Report every line below that carries the word "remote".
----- MATERIAL PROVIDED -----
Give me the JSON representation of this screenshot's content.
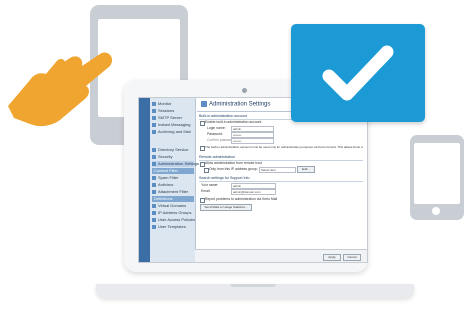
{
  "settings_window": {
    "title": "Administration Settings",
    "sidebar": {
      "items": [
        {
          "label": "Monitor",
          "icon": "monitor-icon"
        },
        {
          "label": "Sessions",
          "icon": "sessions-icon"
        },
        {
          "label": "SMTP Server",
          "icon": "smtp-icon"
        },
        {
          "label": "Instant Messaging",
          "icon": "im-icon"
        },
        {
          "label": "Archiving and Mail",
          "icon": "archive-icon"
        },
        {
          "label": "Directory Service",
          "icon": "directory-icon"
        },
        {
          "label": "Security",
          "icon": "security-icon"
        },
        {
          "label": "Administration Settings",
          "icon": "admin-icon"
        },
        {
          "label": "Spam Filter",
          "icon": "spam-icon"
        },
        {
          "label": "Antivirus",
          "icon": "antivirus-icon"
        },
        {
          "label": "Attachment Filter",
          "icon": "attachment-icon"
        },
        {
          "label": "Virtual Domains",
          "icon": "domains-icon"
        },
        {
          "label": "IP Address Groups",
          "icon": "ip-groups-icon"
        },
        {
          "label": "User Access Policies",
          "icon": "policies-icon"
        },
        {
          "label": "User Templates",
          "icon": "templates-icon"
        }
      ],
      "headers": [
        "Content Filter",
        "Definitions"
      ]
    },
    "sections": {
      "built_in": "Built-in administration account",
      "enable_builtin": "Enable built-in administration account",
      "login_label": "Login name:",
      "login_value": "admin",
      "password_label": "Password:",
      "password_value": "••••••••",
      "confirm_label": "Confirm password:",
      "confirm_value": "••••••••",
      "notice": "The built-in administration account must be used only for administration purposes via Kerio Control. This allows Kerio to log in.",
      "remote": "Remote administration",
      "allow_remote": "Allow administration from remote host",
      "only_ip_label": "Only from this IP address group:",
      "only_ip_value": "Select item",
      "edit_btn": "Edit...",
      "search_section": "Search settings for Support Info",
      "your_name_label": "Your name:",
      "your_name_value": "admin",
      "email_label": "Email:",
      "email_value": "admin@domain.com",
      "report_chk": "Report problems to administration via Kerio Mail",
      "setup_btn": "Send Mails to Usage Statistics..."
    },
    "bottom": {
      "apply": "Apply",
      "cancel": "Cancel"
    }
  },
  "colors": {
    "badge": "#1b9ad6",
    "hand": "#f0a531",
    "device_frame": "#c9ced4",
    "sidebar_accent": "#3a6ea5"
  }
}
-----
▶ [ANSWER]:
      "remote": "Remote administration",
      "allow_remote": "Allow administration from remote host",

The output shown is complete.